#### EXERCISE PROMPT:
Here are records with pictures in them. Copy all of them exactly and leave the pictures out.
--- Start MATERIAL TO PROCESS ---
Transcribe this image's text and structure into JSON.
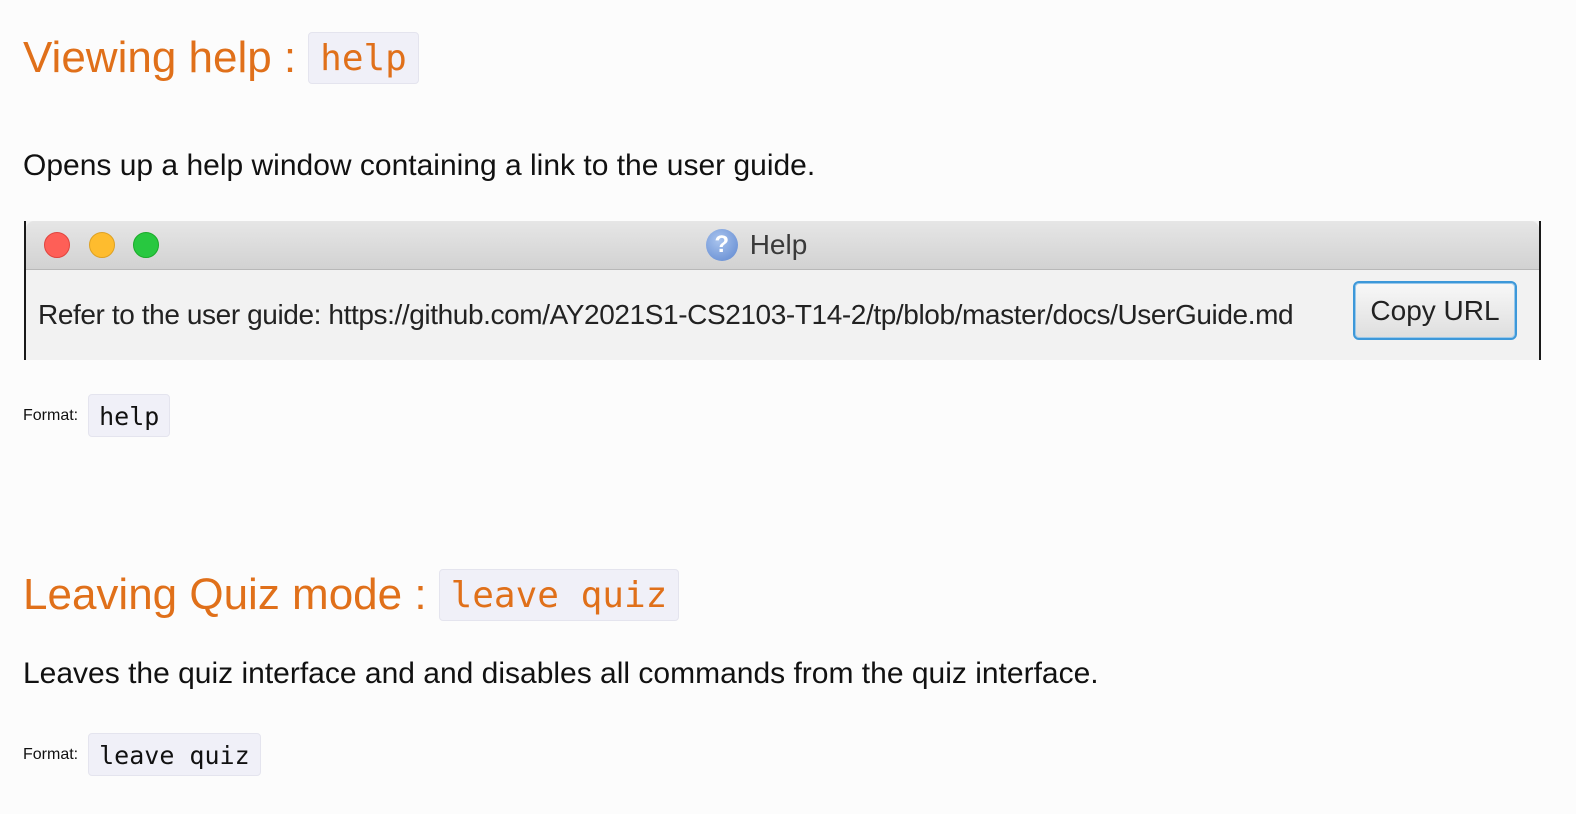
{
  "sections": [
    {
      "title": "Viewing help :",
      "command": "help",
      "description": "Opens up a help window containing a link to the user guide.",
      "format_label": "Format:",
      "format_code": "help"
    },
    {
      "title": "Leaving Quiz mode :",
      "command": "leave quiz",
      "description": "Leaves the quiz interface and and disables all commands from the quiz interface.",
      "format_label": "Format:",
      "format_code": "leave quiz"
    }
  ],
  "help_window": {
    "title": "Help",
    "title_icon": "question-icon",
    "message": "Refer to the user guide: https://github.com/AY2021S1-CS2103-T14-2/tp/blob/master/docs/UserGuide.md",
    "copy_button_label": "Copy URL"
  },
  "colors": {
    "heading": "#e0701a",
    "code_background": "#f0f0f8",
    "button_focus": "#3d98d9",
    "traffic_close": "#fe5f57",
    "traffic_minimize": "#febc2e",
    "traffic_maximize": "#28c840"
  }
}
--- End MATERIAL TO PROCESS ---
#### COMPLETE ANSWER:
Transcribe this image's text and structure into JSON.
{
  "sections": [
    {
      "title": "Viewing help :",
      "command": "help",
      "description": "Opens up a help window containing a link to the user guide.",
      "format_label": "Format:",
      "format_code": "help"
    },
    {
      "title": "Leaving Quiz mode :",
      "command": "leave quiz",
      "description": "Leaves the quiz interface and and disables all commands from the quiz interface.",
      "format_label": "Format:",
      "format_code": "leave quiz"
    }
  ],
  "help_window": {
    "title": "Help",
    "title_icon": "question-icon",
    "message": "Refer to the user guide: https://github.com/AY2021S1-CS2103-T14-2/tp/blob/master/docs/UserGuide.md",
    "copy_button_label": "Copy URL"
  },
  "colors": {
    "heading": "#e0701a",
    "code_background": "#f0f0f8",
    "button_focus": "#3d98d9",
    "traffic_close": "#fe5f57",
    "traffic_minimize": "#febc2e",
    "traffic_maximize": "#28c840"
  }
}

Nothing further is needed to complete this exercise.